WRITTEN EXERCISE: Lines containing the string "Dollar" are to be collected in full.

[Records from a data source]
________

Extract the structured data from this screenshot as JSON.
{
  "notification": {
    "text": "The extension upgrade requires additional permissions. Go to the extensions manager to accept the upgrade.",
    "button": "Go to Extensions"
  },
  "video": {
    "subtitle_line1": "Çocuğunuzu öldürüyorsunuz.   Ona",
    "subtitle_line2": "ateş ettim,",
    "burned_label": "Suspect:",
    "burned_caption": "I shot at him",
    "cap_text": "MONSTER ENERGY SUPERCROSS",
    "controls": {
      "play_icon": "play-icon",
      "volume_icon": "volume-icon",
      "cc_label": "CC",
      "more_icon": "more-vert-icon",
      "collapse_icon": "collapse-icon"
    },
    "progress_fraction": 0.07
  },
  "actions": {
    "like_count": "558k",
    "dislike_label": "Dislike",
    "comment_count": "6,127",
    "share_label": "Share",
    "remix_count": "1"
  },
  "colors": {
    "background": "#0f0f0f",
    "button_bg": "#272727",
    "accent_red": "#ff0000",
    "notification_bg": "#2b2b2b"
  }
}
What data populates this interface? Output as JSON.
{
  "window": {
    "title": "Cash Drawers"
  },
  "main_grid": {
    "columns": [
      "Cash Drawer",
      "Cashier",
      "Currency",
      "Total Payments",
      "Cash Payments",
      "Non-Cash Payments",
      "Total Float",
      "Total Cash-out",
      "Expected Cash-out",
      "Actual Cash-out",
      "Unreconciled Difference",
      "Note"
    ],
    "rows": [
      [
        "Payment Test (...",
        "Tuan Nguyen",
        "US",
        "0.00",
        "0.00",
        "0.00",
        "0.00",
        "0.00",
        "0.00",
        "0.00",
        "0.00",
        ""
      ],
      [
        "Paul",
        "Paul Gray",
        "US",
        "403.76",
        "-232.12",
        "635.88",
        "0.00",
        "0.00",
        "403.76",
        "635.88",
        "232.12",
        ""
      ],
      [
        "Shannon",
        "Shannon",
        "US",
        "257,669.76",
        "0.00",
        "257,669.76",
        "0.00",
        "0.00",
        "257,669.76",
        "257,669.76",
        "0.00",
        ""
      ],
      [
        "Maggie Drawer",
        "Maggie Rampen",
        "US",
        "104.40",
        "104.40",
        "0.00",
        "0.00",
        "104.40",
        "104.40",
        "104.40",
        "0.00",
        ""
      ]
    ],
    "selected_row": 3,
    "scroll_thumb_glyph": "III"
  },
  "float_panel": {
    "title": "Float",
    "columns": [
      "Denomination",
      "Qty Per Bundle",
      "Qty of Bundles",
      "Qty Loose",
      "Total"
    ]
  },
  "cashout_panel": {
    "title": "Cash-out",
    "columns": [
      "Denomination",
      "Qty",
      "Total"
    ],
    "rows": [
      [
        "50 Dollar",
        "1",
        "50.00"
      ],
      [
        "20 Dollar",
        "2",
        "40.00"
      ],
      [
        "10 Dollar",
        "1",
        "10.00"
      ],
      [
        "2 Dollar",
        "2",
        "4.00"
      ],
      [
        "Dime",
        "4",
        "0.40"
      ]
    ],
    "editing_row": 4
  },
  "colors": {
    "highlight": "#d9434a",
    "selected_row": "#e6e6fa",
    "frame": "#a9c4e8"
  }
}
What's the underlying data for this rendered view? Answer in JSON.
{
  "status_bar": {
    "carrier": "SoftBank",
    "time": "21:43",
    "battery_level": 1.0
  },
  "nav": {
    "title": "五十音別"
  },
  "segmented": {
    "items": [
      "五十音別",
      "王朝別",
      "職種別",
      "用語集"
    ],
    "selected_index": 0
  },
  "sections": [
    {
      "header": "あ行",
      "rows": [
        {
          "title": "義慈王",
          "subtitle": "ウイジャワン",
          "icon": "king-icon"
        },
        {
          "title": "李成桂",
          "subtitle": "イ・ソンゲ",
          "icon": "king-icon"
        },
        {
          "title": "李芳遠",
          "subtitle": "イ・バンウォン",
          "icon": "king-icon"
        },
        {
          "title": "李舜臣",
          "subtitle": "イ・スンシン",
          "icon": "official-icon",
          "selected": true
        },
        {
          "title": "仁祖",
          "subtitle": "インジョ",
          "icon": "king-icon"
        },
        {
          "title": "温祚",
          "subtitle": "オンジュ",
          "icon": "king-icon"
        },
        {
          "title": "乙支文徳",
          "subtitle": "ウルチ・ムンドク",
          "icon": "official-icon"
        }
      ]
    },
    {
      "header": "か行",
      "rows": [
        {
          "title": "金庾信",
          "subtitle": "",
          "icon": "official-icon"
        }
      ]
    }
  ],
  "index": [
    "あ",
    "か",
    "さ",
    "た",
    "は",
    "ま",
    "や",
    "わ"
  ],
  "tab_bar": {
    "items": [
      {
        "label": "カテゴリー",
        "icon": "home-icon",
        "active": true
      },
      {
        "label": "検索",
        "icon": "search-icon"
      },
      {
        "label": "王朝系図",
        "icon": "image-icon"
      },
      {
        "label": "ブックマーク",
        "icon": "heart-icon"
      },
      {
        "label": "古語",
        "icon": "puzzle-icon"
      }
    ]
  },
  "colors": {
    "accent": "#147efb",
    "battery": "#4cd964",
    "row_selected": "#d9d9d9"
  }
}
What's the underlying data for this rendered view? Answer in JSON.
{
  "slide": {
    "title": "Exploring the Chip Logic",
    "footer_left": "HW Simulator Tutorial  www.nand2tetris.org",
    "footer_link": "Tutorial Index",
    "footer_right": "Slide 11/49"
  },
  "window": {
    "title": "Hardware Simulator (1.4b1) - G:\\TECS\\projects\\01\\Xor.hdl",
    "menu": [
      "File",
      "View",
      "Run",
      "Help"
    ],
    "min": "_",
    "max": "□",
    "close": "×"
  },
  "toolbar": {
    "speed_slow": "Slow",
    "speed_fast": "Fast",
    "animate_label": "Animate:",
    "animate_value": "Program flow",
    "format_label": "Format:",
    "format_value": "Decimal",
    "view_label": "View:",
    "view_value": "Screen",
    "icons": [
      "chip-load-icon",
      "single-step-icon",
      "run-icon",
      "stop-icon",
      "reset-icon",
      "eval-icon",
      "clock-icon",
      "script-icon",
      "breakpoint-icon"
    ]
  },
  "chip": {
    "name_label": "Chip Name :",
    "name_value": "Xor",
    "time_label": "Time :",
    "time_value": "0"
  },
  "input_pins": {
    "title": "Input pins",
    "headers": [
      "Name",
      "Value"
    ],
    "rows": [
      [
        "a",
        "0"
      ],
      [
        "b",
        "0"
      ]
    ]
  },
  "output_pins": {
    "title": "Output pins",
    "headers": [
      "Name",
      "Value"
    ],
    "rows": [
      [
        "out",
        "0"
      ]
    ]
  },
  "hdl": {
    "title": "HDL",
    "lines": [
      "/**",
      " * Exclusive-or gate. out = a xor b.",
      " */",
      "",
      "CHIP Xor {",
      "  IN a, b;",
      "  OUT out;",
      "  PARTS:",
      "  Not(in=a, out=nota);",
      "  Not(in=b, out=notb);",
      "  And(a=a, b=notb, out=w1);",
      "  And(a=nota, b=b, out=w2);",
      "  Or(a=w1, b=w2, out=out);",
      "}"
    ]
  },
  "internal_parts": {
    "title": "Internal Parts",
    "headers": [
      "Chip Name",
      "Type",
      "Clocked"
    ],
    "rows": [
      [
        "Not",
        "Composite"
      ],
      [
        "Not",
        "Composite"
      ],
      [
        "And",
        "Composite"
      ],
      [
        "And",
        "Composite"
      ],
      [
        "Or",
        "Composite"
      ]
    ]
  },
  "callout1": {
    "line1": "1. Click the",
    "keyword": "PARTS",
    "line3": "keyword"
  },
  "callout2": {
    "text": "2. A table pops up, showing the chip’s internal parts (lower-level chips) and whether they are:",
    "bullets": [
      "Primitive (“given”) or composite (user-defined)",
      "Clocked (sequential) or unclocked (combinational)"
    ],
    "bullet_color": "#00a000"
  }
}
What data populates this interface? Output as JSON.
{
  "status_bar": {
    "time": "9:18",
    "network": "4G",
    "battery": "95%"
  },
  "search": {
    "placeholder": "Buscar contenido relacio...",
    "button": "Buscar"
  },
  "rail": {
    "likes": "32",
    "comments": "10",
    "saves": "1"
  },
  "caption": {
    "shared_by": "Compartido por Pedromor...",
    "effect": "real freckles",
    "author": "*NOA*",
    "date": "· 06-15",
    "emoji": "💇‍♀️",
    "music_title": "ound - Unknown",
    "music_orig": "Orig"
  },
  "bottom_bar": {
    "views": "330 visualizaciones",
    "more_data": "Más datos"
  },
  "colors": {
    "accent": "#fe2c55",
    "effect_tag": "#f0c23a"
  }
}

________

TASK OUTPUT:
        "50 Dollar",
        "20 Dollar",
        "10 Dollar",
        "2 Dollar",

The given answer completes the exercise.